OBJECTIVE> Print the listing in its entirety and exactly, leaving out images.

DATA EXCERPTS>
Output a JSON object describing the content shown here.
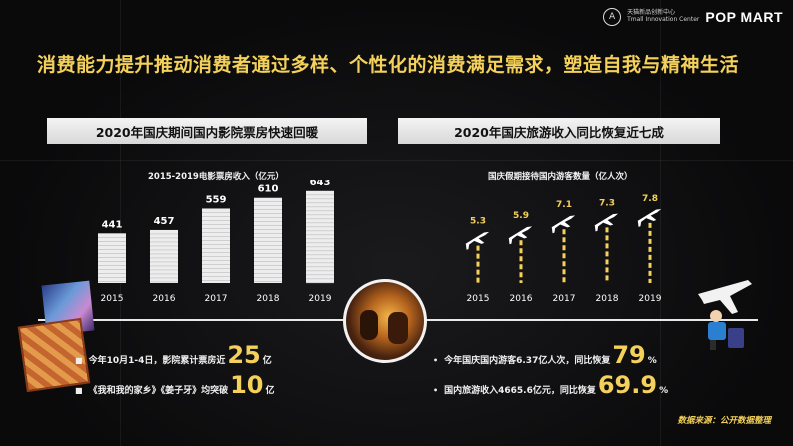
{
  "logo": {
    "icon": "logo-A-icon",
    "cn": "天猫新品创新中心",
    "en": "Tmall Innovation Center",
    "brand": "POP MART"
  },
  "headline": "消费能力提升推动消费者通过多样、个性化的消费满足需求，塑造自我与精神生活",
  "left": {
    "banner": "2020年国庆期间国内影院票房快速回暖",
    "stats": [
      {
        "pre": "今年10月1-4日，影院累计票房近",
        "big": "25",
        "unit": "亿"
      },
      {
        "pre": "《我和我的家乡》《姜子牙》均突破",
        "big": "10",
        "unit": "亿"
      }
    ]
  },
  "right": {
    "banner": "2020年国庆旅游收入同比恢复近七成",
    "stats": [
      {
        "pre": "今年国庆国内游客6.37亿人次，同比恢复",
        "big": "79",
        "unit": "%"
      },
      {
        "pre": "国内旅游收入4665.6亿元，同比恢复",
        "big": "69.9",
        "unit": "%"
      }
    ]
  },
  "source": "数据来源：公开数据整理",
  "colors": {
    "accent": "#f4d15a",
    "bar": "#ededed",
    "background": "#0a0a0b"
  },
  "chart_data": [
    {
      "type": "bar",
      "title": "2015-2019电影票房收入（亿元）",
      "categories": [
        "2015",
        "2016",
        "2017",
        "2018",
        "2019"
      ],
      "values": [
        441,
        457,
        559,
        610,
        643
      ],
      "value_labels": [
        "441",
        "457",
        "559",
        "610",
        "643"
      ],
      "ylim": [
        0,
        700
      ],
      "grid": false
    },
    {
      "type": "bar",
      "title": "国庆假期接待国内游客数量（亿人次）",
      "categories": [
        "2015",
        "2016",
        "2017",
        "2018",
        "2019"
      ],
      "values": [
        5.3,
        5.9,
        7.1,
        7.3,
        7.8
      ],
      "value_labels": [
        "5.3",
        "5.9",
        "7.1",
        "7.3",
        "7.8"
      ],
      "ylim": [
        0,
        8
      ],
      "mark": "airplane-icon",
      "grid": false
    }
  ]
}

EXERCISE SOLUTION>
Output a JSON object describing the content shown here.
{
  "logo": {
    "icon": "logo-A-icon",
    "cn": "天猫新品创新中心",
    "en": "Tmall Innovation Center",
    "brand": "POP MART"
  },
  "headline": "消费能力提升推动消费者通过多样、个性化的消费满足需求，塑造自我与精神生活",
  "left": {
    "banner": "2020年国庆期间国内影院票房快速回暖",
    "stats": [
      {
        "pre": "今年10月1-4日，影院累计票房近",
        "big": "25",
        "unit": "亿"
      },
      {
        "pre": "《我和我的家乡》《姜子牙》均突破",
        "big": "10",
        "unit": "亿"
      }
    ]
  },
  "right": {
    "banner": "2020年国庆旅游收入同比恢复近七成",
    "stats": [
      {
        "pre": "今年国庆国内游客6.37亿人次，同比恢复",
        "big": "79",
        "unit": "%"
      },
      {
        "pre": "国内旅游收入4665.6亿元，同比恢复",
        "big": "69.9",
        "unit": "%"
      }
    ]
  },
  "source": "数据来源：公开数据整理",
  "colors": {
    "accent": "#f4d15a",
    "bar": "#ededed",
    "background": "#0a0a0b"
  },
  "chart_data": [
    {
      "type": "bar",
      "title": "2015-2019电影票房收入（亿元）",
      "categories": [
        "2015",
        "2016",
        "2017",
        "2018",
        "2019"
      ],
      "values": [
        441,
        457,
        559,
        610,
        643
      ],
      "value_labels": [
        "441",
        "457",
        "559",
        "610",
        "643"
      ],
      "ylim": [
        0,
        700
      ],
      "grid": false
    },
    {
      "type": "bar",
      "title": "国庆假期接待国内游客数量（亿人次）",
      "categories": [
        "2015",
        "2016",
        "2017",
        "2018",
        "2019"
      ],
      "values": [
        5.3,
        5.9,
        7.1,
        7.3,
        7.8
      ],
      "value_labels": [
        "5.3",
        "5.9",
        "7.1",
        "7.3",
        "7.8"
      ],
      "ylim": [
        0,
        8
      ],
      "mark": "airplane-icon",
      "grid": false
    }
  ]
}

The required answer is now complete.